__PROVIDED MATERIAL__

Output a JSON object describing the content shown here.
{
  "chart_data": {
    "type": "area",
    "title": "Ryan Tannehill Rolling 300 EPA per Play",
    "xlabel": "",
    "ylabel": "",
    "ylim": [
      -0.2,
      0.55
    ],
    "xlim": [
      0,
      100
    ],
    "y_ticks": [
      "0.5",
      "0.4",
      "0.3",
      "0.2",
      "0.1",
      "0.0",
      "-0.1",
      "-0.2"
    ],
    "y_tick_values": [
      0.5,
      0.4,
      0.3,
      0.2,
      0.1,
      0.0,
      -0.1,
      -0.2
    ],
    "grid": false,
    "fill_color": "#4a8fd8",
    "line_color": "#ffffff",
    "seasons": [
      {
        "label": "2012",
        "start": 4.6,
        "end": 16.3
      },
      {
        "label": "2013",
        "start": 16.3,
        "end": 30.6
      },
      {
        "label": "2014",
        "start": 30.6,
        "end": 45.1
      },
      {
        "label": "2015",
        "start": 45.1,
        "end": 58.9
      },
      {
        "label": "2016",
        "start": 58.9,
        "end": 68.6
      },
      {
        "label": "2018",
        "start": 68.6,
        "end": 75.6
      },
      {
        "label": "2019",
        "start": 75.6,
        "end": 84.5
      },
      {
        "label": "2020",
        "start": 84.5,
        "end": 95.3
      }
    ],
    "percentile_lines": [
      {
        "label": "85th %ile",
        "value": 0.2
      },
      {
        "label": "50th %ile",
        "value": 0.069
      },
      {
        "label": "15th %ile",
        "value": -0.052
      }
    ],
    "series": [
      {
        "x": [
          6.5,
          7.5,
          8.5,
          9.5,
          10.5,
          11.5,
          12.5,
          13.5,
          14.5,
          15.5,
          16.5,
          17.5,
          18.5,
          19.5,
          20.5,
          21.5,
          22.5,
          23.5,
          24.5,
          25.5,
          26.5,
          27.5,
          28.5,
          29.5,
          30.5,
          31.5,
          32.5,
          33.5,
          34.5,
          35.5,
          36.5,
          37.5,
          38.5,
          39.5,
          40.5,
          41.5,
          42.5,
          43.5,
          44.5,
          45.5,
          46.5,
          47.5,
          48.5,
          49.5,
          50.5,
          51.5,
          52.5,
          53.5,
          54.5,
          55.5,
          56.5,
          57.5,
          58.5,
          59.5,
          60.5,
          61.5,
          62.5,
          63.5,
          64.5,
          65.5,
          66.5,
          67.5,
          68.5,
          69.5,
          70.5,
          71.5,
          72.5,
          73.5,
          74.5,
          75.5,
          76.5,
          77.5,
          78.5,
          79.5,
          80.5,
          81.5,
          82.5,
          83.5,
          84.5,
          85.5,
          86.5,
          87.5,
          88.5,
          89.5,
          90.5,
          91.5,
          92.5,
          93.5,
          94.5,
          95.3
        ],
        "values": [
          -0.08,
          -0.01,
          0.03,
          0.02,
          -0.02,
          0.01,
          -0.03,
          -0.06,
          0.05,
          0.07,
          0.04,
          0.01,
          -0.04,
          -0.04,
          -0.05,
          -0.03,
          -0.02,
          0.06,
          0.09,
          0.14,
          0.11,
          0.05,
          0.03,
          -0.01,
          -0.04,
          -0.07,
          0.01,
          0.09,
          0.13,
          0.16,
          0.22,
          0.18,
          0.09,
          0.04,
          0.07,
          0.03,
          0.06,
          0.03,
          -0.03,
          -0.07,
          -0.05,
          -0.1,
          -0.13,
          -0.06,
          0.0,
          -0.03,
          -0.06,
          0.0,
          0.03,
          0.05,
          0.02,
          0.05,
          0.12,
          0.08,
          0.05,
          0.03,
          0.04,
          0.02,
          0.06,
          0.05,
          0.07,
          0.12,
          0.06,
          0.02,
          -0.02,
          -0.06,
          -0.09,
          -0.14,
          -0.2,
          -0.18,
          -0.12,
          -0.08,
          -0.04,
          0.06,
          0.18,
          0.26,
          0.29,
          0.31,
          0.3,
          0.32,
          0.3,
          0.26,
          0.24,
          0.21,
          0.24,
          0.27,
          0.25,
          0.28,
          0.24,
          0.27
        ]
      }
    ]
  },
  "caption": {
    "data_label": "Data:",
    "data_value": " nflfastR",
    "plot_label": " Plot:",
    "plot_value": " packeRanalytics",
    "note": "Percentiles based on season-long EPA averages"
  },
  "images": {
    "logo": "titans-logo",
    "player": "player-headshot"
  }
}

__TASK DETAILS__
Extract the listing in its entirety, matching it exactly.

__PROBLEM SOLUTION__
Output a JSON object describing the content shown here.
{
  "chart_data": {
    "type": "area",
    "title": "Ryan Tannehill Rolling 300 EPA per Play",
    "xlabel": "",
    "ylabel": "",
    "ylim": [
      -0.2,
      0.55
    ],
    "xlim": [
      0,
      100
    ],
    "y_ticks": [
      "0.5",
      "0.4",
      "0.3",
      "0.2",
      "0.1",
      "0.0",
      "-0.1",
      "-0.2"
    ],
    "y_tick_values": [
      0.5,
      0.4,
      0.3,
      0.2,
      0.1,
      0.0,
      -0.1,
      -0.2
    ],
    "grid": false,
    "fill_color": "#4a8fd8",
    "line_color": "#ffffff",
    "seasons": [
      {
        "label": "2012",
        "start": 4.6,
        "end": 16.3
      },
      {
        "label": "2013",
        "start": 16.3,
        "end": 30.6
      },
      {
        "label": "2014",
        "start": 30.6,
        "end": 45.1
      },
      {
        "label": "2015",
        "start": 45.1,
        "end": 58.9
      },
      {
        "label": "2016",
        "start": 58.9,
        "end": 68.6
      },
      {
        "label": "2018",
        "start": 68.6,
        "end": 75.6
      },
      {
        "label": "2019",
        "start": 75.6,
        "end": 84.5
      },
      {
        "label": "2020",
        "start": 84.5,
        "end": 95.3
      }
    ],
    "percentile_lines": [
      {
        "label": "85th %ile",
        "value": 0.2
      },
      {
        "label": "50th %ile",
        "value": 0.069
      },
      {
        "label": "15th %ile",
        "value": -0.052
      }
    ],
    "series": [
      {
        "x": [
          6.5,
          7.5,
          8.5,
          9.5,
          10.5,
          11.5,
          12.5,
          13.5,
          14.5,
          15.5,
          16.5,
          17.5,
          18.5,
          19.5,
          20.5,
          21.5,
          22.5,
          23.5,
          24.5,
          25.5,
          26.5,
          27.5,
          28.5,
          29.5,
          30.5,
          31.5,
          32.5,
          33.5,
          34.5,
          35.5,
          36.5,
          37.5,
          38.5,
          39.5,
          40.5,
          41.5,
          42.5,
          43.5,
          44.5,
          45.5,
          46.5,
          47.5,
          48.5,
          49.5,
          50.5,
          51.5,
          52.5,
          53.5,
          54.5,
          55.5,
          56.5,
          57.5,
          58.5,
          59.5,
          60.5,
          61.5,
          62.5,
          63.5,
          64.5,
          65.5,
          66.5,
          67.5,
          68.5,
          69.5,
          70.5,
          71.5,
          72.5,
          73.5,
          74.5,
          75.5,
          76.5,
          77.5,
          78.5,
          79.5,
          80.5,
          81.5,
          82.5,
          83.5,
          84.5,
          85.5,
          86.5,
          87.5,
          88.5,
          89.5,
          90.5,
          91.5,
          92.5,
          93.5,
          94.5,
          95.3
        ],
        "values": [
          -0.08,
          -0.01,
          0.03,
          0.02,
          -0.02,
          0.01,
          -0.03,
          -0.06,
          0.05,
          0.07,
          0.04,
          0.01,
          -0.04,
          -0.04,
          -0.05,
          -0.03,
          -0.02,
          0.06,
          0.09,
          0.14,
          0.11,
          0.05,
          0.03,
          -0.01,
          -0.04,
          -0.07,
          0.01,
          0.09,
          0.13,
          0.16,
          0.22,
          0.18,
          0.09,
          0.04,
          0.07,
          0.03,
          0.06,
          0.03,
          -0.03,
          -0.07,
          -0.05,
          -0.1,
          -0.13,
          -0.06,
          0.0,
          -0.03,
          -0.06,
          0.0,
          0.03,
          0.05,
          0.02,
          0.05,
          0.12,
          0.08,
          0.05,
          0.03,
          0.04,
          0.02,
          0.06,
          0.05,
          0.07,
          0.12,
          0.06,
          0.02,
          -0.02,
          -0.06,
          -0.09,
          -0.14,
          -0.2,
          -0.18,
          -0.12,
          -0.08,
          -0.04,
          0.06,
          0.18,
          0.26,
          0.29,
          0.31,
          0.3,
          0.32,
          0.3,
          0.26,
          0.24,
          0.21,
          0.24,
          0.27,
          0.25,
          0.28,
          0.24,
          0.27
        ]
      }
    ]
  },
  "caption": {
    "data_label": "Data:",
    "data_value": " nflfastR",
    "plot_label": " Plot:",
    "plot_value": " packeRanalytics",
    "note": "Percentiles based on season-long EPA averages"
  },
  "images": {
    "logo": "titans-logo",
    "player": "player-headshot"
  }
}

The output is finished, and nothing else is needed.